* _Goal_: Find the lines that hold the word "JSON" and return them.

(Collected data)

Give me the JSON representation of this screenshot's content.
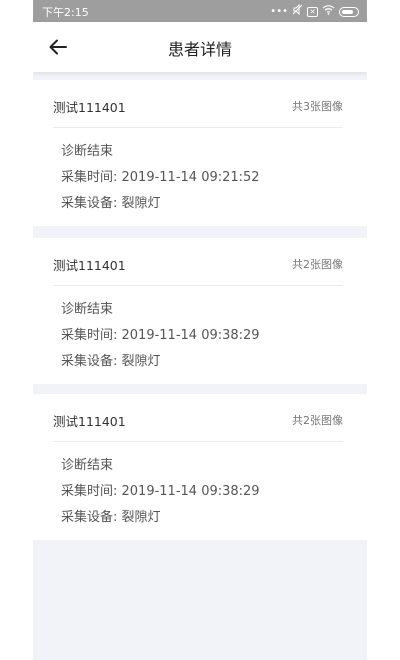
{
  "status_bar": {
    "time": "下午2:15",
    "icons": [
      "more-dots-icon",
      "mute-icon",
      "sim-icon",
      "wifi-icon",
      "battery-charging-icon"
    ]
  },
  "header": {
    "title": "患者详情"
  },
  "records": [
    {
      "name": "测试111401",
      "image_count": "共3张图像",
      "status": "诊断结束",
      "time": "采集时间: 2019-11-14 09:21:52",
      "device": "采集设备: 裂隙灯"
    },
    {
      "name": "测试111401",
      "image_count": "共2张图像",
      "status": "诊断结束",
      "time": "采集时间: 2019-11-14 09:38:29",
      "device": "采集设备: 裂隙灯"
    },
    {
      "name": "测试111401",
      "image_count": "共2张图像",
      "status": "诊断结束",
      "time": "采集时间: 2019-11-14 09:38:29",
      "device": "采集设备: 裂隙灯"
    }
  ]
}
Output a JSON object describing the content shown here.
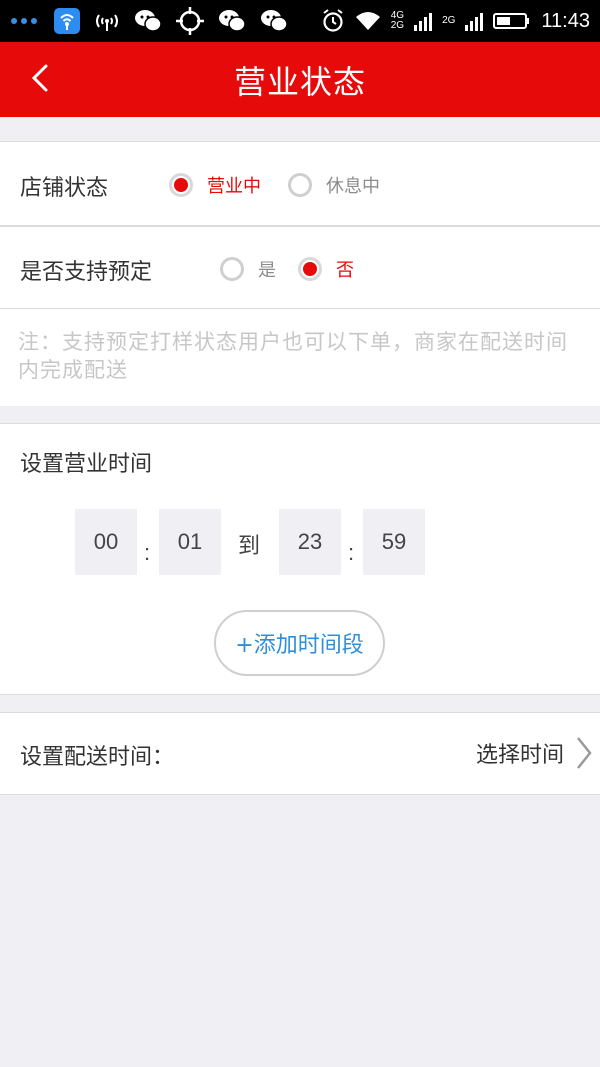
{
  "status_bar": {
    "time": "11:43",
    "network_top": "4G",
    "network_bottom": "2G",
    "network_secondary": "2G",
    "icons": [
      "more-dots-icon",
      "wifi-hotspot-icon",
      "signal-icon",
      "wechat-icon",
      "crosshair-icon",
      "wechat-icon",
      "wechat-icon",
      "alarm-icon",
      "wifi-icon",
      "signal-bars-icon",
      "battery-icon"
    ]
  },
  "header": {
    "title": "营业状态",
    "back_icon": "chevron-left-icon"
  },
  "store_status": {
    "label": "店铺状态",
    "options": [
      {
        "label": "营业中",
        "selected": true
      },
      {
        "label": "休息中",
        "selected": false
      }
    ]
  },
  "reservation": {
    "label": "是否支持预定",
    "options": [
      {
        "label": "是",
        "selected": false
      },
      {
        "label": "否",
        "selected": true
      }
    ]
  },
  "note": "注：支持预定打样状态用户也可以下单，商家在配送时间内完成配送",
  "business_hours": {
    "title": "设置营业时间",
    "start_hour": "00",
    "start_minute": "01",
    "to_label": "到",
    "end_hour": "23",
    "end_minute": "59",
    "colon": ":",
    "add_button": "+添加时间段"
  },
  "delivery": {
    "label": "设置配送时间：",
    "value": "选择时间",
    "icon": "chevron-right-icon"
  },
  "colors": {
    "accent": "#e60a0a",
    "link": "#2f8fd6",
    "background": "#efeff4"
  }
}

* _Complete answer_:
Give me the JSON representation of this screenshot's content.
Output a JSON object describing the content shown here.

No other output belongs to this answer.